:: EXTRACTED RECORDS ::

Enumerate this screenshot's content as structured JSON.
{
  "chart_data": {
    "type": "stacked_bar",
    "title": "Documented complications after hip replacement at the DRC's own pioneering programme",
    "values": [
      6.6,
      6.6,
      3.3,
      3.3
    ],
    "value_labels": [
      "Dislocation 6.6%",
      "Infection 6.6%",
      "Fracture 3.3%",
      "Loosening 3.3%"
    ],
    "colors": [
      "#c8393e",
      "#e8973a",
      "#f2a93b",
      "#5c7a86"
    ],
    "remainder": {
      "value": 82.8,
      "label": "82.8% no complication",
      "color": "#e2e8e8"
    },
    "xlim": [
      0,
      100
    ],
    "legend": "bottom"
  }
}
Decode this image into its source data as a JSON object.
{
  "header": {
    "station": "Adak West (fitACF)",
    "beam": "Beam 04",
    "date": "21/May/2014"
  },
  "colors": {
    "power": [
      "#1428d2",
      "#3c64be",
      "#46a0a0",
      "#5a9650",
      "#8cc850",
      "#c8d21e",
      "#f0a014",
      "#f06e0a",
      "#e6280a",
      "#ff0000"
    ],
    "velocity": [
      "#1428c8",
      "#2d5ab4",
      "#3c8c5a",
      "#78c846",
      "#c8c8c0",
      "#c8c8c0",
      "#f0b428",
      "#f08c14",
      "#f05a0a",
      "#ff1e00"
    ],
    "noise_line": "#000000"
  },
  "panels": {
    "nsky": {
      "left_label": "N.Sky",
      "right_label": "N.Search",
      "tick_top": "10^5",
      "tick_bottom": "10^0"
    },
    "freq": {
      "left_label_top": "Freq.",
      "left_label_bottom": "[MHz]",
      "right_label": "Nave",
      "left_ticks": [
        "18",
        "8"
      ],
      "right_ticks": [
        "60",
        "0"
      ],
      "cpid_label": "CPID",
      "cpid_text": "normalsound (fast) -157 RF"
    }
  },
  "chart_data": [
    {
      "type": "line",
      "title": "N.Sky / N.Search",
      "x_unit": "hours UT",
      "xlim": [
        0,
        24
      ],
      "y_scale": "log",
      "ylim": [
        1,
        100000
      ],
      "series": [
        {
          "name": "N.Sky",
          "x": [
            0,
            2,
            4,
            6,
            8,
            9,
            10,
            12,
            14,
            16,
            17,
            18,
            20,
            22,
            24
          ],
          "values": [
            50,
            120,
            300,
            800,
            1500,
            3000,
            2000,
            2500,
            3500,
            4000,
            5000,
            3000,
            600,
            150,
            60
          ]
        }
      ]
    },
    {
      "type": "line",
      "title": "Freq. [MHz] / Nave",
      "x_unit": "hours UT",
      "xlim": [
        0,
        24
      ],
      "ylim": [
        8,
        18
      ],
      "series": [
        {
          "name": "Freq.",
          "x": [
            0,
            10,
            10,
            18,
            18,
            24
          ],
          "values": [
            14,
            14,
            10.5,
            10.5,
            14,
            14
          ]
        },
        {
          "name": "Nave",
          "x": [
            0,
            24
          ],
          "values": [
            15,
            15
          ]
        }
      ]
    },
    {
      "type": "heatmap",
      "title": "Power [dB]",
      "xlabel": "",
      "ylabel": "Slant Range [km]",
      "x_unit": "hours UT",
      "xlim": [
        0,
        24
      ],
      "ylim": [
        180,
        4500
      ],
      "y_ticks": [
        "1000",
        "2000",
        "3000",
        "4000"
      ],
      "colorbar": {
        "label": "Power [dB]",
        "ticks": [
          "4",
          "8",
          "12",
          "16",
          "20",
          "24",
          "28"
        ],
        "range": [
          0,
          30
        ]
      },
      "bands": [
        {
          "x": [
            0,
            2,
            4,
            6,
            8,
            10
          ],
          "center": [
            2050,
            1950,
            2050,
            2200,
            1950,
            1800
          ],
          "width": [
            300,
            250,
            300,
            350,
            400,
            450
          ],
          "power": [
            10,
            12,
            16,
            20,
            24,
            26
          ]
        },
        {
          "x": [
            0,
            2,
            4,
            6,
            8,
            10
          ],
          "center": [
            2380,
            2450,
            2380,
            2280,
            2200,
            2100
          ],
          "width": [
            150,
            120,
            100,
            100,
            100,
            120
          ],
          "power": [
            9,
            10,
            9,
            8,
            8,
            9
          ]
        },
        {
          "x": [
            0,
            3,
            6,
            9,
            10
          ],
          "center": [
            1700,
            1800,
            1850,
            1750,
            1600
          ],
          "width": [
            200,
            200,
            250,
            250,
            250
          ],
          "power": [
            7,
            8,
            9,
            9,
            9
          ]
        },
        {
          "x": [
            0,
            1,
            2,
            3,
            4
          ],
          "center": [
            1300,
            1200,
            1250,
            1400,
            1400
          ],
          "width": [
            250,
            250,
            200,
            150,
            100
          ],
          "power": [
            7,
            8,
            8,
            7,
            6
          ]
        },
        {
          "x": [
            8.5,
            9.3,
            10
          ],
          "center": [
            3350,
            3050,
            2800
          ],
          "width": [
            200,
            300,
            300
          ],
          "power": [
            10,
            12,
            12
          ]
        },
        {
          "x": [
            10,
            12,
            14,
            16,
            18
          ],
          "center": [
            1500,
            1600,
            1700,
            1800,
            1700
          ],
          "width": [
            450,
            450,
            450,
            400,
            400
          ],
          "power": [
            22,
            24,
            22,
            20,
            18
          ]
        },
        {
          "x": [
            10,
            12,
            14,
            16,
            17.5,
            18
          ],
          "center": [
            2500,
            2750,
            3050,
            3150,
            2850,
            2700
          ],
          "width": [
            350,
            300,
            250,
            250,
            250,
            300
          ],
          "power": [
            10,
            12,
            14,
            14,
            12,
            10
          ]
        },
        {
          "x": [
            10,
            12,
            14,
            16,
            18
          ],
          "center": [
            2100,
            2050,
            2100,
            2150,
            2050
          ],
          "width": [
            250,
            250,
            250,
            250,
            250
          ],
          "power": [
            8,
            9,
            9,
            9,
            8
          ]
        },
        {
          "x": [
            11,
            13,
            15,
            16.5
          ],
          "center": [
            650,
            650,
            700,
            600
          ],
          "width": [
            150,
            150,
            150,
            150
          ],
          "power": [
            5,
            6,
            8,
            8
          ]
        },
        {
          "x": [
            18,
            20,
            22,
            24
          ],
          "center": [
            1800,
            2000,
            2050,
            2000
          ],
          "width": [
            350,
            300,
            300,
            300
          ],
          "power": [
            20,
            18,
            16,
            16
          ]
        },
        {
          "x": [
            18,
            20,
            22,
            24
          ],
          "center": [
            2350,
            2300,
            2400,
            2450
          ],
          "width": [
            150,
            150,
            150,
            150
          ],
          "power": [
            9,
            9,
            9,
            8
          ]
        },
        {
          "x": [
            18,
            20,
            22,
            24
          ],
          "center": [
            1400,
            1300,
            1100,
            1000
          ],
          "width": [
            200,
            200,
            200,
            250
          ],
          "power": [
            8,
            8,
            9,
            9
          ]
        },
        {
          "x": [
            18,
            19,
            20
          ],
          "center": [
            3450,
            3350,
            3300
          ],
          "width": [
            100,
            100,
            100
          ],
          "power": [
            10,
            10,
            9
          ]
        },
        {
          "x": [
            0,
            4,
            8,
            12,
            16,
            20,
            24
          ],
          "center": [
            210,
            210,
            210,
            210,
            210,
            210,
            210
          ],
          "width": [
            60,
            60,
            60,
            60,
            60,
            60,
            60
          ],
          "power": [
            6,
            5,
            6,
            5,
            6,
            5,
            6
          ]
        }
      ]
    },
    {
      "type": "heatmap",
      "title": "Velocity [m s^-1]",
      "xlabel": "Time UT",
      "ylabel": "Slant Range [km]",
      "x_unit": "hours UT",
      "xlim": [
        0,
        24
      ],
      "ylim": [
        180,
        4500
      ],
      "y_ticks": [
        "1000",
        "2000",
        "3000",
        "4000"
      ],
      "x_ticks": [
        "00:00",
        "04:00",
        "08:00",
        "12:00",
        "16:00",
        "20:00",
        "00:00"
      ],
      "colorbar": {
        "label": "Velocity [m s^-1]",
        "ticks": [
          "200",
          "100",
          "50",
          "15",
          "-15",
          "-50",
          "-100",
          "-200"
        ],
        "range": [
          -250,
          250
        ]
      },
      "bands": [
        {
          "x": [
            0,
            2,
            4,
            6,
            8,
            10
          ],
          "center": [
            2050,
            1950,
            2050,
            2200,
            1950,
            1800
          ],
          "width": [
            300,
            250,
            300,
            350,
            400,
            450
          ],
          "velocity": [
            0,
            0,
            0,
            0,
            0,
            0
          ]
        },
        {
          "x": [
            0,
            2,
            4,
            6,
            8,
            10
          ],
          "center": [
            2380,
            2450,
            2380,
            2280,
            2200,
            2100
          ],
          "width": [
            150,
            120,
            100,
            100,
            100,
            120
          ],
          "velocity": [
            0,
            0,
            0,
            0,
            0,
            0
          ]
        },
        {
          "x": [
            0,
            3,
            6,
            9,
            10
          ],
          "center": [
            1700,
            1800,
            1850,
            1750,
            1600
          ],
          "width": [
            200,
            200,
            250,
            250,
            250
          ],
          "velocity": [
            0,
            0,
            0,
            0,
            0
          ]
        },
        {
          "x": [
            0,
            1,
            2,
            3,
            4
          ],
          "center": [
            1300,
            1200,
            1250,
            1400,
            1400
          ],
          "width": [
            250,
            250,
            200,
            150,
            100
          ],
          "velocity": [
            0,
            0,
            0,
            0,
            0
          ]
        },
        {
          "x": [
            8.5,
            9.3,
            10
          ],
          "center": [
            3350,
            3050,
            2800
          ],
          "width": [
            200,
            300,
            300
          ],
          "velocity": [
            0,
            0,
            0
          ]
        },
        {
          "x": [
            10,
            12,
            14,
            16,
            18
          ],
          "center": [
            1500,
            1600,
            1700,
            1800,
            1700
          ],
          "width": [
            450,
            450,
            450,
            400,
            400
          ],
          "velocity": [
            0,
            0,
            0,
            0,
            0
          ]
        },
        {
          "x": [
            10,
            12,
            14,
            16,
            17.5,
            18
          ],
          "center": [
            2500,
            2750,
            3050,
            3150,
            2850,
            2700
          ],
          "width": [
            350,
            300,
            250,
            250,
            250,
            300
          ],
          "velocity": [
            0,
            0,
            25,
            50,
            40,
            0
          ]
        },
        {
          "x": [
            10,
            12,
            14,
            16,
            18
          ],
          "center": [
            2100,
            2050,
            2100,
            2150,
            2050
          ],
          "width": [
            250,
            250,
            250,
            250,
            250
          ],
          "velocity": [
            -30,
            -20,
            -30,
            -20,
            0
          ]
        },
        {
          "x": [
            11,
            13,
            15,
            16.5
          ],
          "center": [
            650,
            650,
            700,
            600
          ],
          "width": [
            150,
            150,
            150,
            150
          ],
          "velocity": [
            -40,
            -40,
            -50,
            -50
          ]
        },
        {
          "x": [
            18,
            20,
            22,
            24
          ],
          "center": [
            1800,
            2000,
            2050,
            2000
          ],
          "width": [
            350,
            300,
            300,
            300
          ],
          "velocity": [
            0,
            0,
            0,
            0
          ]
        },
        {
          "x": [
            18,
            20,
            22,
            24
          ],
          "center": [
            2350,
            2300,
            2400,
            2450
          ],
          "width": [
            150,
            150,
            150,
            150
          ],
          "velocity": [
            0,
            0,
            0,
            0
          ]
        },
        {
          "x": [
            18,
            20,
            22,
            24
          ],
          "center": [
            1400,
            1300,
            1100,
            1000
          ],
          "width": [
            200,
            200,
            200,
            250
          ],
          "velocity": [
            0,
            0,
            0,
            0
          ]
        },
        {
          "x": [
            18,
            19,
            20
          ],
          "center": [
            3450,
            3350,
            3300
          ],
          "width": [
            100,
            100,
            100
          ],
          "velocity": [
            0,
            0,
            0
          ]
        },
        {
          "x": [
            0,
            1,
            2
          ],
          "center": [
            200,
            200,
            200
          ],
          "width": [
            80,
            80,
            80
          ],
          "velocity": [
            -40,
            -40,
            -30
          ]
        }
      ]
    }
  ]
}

:::

INSTRUCTION: Copy each line of the data that contains the word "Nave".

RESULT OF THE EXERCISE:
      "right_label": "Nave",
      "title": "Freq. [MHz] / Nave",
          "name": "Nave",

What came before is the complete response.